> [Data for the task]

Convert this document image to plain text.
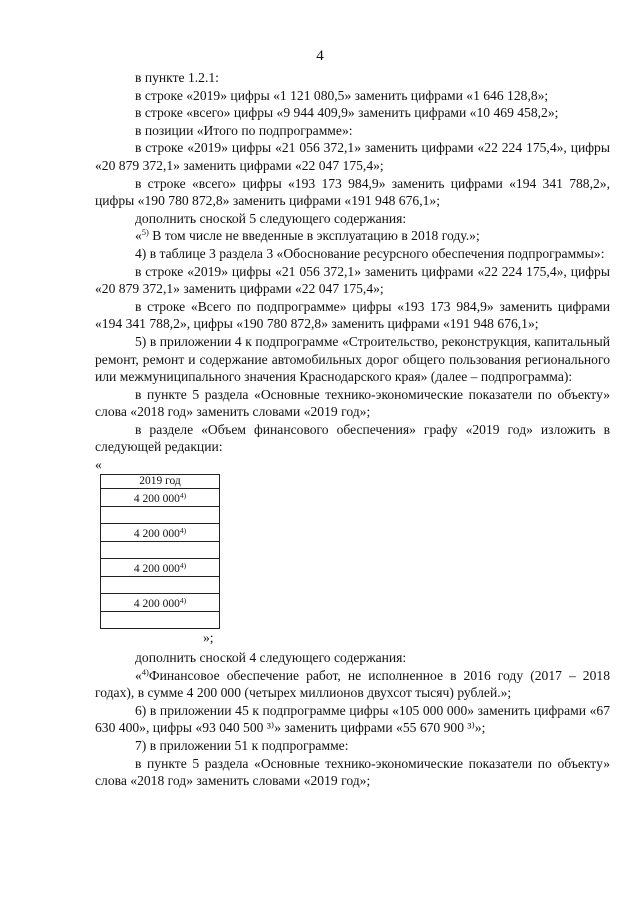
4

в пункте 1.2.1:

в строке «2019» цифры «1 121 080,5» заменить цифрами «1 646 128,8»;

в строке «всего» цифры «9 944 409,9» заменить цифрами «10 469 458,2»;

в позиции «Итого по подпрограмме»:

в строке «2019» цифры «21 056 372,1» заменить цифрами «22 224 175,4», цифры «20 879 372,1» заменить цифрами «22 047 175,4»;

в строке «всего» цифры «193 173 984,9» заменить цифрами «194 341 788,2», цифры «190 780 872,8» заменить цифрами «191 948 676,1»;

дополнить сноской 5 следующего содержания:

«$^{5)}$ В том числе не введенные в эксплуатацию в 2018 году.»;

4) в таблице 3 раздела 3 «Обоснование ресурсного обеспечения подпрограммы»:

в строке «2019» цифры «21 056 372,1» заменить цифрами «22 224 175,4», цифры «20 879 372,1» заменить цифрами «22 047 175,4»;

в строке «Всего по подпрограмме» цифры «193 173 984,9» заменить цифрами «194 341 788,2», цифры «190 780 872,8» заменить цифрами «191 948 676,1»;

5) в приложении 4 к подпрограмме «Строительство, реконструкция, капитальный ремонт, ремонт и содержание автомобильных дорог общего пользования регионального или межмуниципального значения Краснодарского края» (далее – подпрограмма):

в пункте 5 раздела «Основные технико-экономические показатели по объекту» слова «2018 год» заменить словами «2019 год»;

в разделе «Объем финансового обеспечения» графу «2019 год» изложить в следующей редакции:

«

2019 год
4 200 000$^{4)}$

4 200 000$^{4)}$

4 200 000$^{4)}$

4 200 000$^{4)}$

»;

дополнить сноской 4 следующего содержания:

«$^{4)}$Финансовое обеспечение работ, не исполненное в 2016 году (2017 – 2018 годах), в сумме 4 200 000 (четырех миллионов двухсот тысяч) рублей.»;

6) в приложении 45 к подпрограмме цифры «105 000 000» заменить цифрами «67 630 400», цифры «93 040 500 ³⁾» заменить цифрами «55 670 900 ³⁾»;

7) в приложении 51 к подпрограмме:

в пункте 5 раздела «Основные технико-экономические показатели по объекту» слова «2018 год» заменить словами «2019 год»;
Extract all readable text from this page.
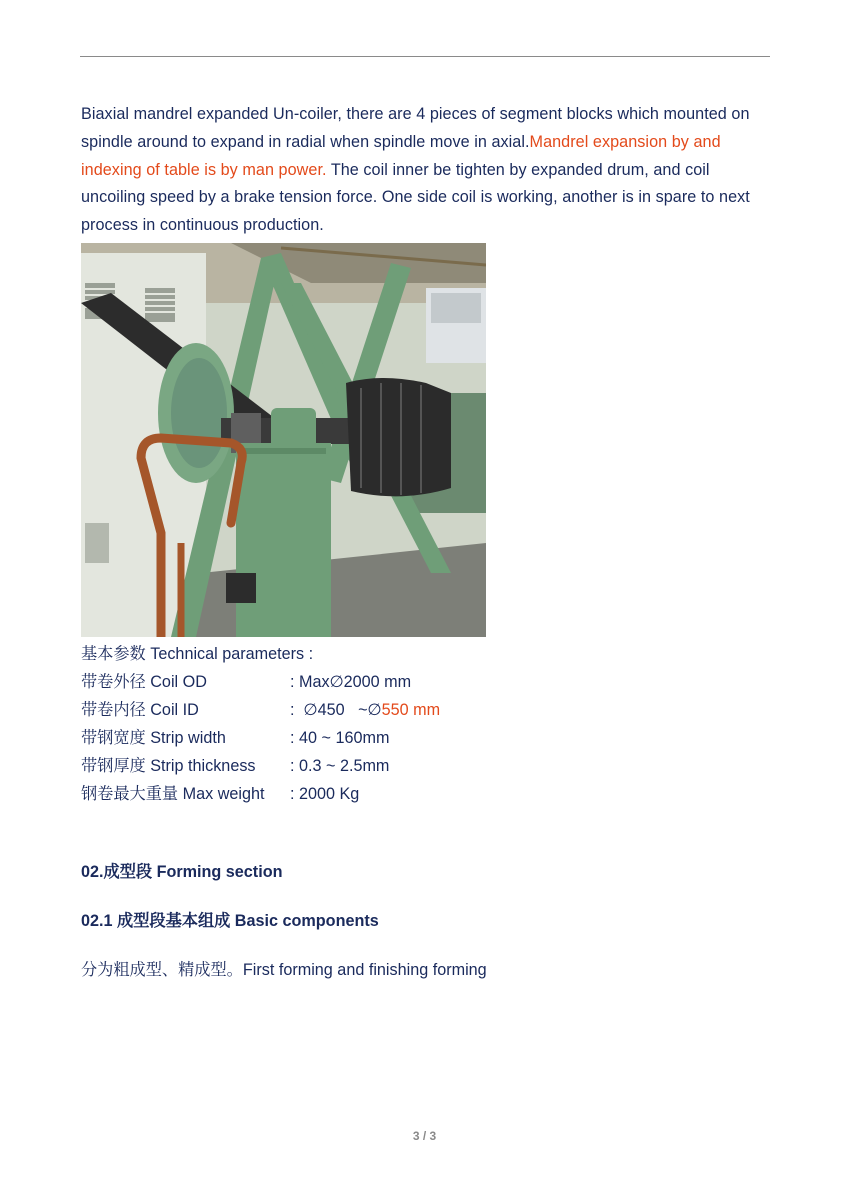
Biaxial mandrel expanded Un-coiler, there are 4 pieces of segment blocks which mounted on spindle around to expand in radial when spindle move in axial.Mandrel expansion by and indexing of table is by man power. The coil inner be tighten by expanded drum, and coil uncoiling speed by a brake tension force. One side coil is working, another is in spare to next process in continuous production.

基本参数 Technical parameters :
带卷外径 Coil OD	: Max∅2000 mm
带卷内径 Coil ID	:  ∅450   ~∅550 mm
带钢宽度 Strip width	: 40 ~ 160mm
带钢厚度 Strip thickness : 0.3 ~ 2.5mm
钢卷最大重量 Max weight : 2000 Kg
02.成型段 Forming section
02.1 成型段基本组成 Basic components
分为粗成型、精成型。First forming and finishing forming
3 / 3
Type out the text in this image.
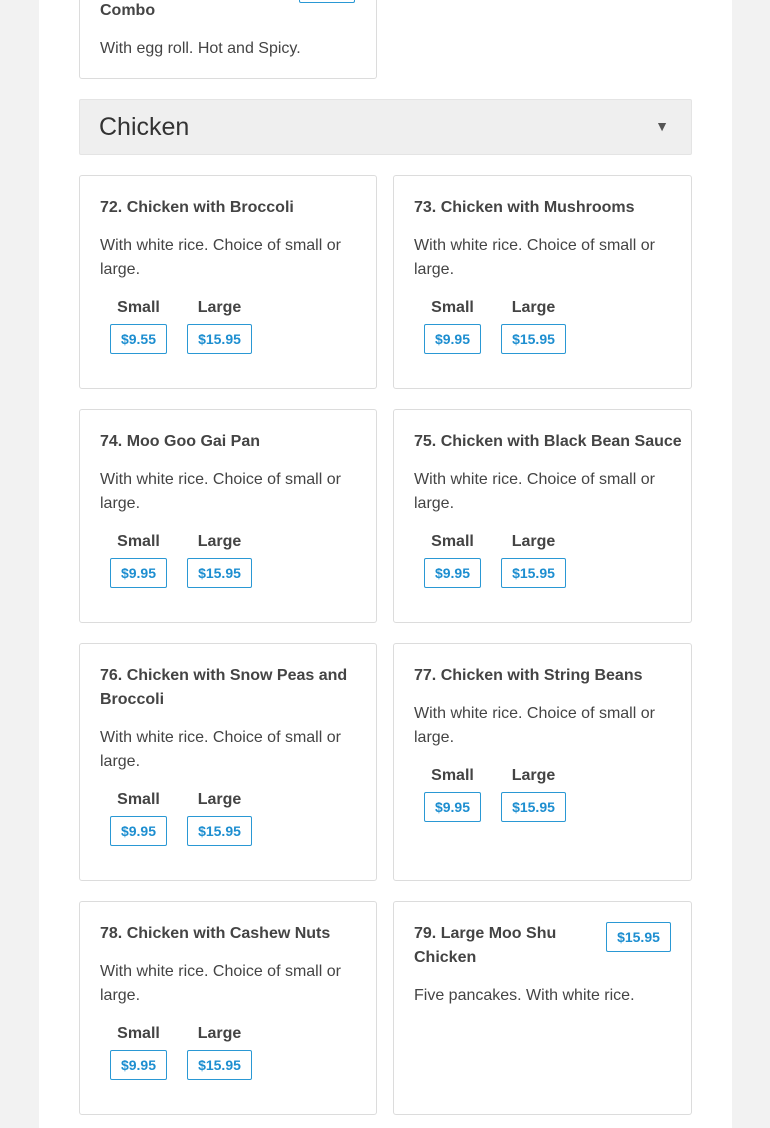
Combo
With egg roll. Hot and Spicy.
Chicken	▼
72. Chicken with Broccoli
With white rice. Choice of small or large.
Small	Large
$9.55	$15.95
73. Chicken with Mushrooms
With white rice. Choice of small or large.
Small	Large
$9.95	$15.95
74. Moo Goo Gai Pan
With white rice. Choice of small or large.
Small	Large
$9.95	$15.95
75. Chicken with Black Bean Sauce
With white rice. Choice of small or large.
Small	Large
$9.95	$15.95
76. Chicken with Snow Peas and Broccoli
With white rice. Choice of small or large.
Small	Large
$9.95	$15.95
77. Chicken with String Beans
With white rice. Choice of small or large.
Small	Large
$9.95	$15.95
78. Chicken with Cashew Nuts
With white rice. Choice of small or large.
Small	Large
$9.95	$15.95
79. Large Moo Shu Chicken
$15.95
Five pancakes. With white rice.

> [Your instructions]
Copy every record above exactly as written, but leave out the pictures.

> [Written response]
Convert this document image to plain text.
4

в пункте 1.2.1:

в строке «2019» цифры «1 121 080,5» заменить цифрами «1 646 128,8»;

в строке «всего» цифры «9 944 409,9» заменить цифрами «10 469 458,2»;

в позиции «Итого по подпрограмме»:

в строке «2019» цифры «21 056 372,1» заменить цифрами «22 224 175,4», цифры «20 879 372,1» заменить цифрами «22 047 175,4»;

в строке «всего» цифры «193 173 984,9» заменить цифрами «194 341 788,2», цифры «190 780 872,8» заменить цифрами «191 948 676,1»;

дополнить сноской 5 следующего содержания:

«$^{5)}$ В том числе не введенные в эксплуатацию в 2018 году.»;

4) в таблице 3 раздела 3 «Обоснование ресурсного обеспечения подпрограммы»:

в строке «2019» цифры «21 056 372,1» заменить цифрами «22 224 175,4», цифры «20 879 372,1» заменить цифрами «22 047 175,4»;

в строке «Всего по подпрограмме» цифры «193 173 984,9» заменить цифрами «194 341 788,2», цифры «190 780 872,8» заменить цифрами «191 948 676,1»;

5) в приложении 4 к подпрограмме «Строительство, реконструкция, капитальный ремонт, ремонт и содержание автомобильных дорог общего пользования регионального или межмуниципального значения Краснодарского края» (далее – подпрограмма):

в пункте 5 раздела «Основные технико-экономические показатели по объекту» слова «2018 год» заменить словами «2019 год»;

в разделе «Объем финансового обеспечения» графу «2019 год» изложить в следующей редакции:

«

2019 год
4 200 000$^{4)}$

4 200 000$^{4)}$

4 200 000$^{4)}$

4 200 000$^{4)}$

»;

дополнить сноской 4 следующего содержания:

«$^{4)}$Финансовое обеспечение работ, не исполненное в 2016 году (2017 – 2018 годах), в сумме 4 200 000 (четырех миллионов двухсот тысяч) рублей.»;

6) в приложении 45 к подпрограмме цифры «105 000 000» заменить цифрами «67 630 400», цифры «93 040 500 ³⁾» заменить цифрами «55 670 900 ³⁾»;

7) в приложении 51 к подпрограмме:

в пункте 5 раздела «Основные технико-экономические показатели по объекту» слова «2018 год» заменить словами «2019 год»;
Extract all readable text from this page.
Biaxial mandrel expanded Un-coiler, there are 4 pieces of segment blocks which mounted on spindle around to expand in radial when spindle move in axial.Mandrel expansion by and indexing of table is by man power. The coil inner be tighten by expanded drum, and coil uncoiling speed by a brake tension force. One side coil is working, another is in spare to next process in continuous production.

基本参数 Technical parameters :
带卷外径 Coil OD	: Max∅2000 mm
带卷内径 Coil ID	:  ∅450   ~∅550 mm
带钢宽度 Strip width	: 40 ~ 160mm
带钢厚度 Strip thickness : 0.3 ~ 2.5mm
钢卷最大重量 Max weight : 2000 Kg
02.成型段 Forming section
02.1 成型段基本组成 Basic components
分为粗成型、精成型。First forming and finishing forming
3 / 3
Type out the text in this image.
Combo
With egg roll. Hot and Spicy.
Chicken	▼
72. Chicken with Broccoli
With white rice. Choice of small or large.
Small	Large
$9.55	$15.95
73. Chicken with Mushrooms
With white rice. Choice of small or large.
Small	Large
$9.95	$15.95
74. Moo Goo Gai Pan
With white rice. Choice of small or large.
Small	Large
$9.95	$15.95
75. Chicken with Black Bean Sauce
With white rice. Choice of small or large.
Small	Large
$9.95	$15.95
76. Chicken with Snow Peas and Broccoli
With white rice. Choice of small or large.
Small	Large
$9.95	$15.95
77. Chicken with String Beans
With white rice. Choice of small or large.
Small	Large
$9.95	$15.95
78. Chicken with Cashew Nuts
With white rice. Choice of small or large.
Small	Large
$9.95	$15.95
79. Large Moo Shu Chicken
$15.95
Five pancakes. With white rice.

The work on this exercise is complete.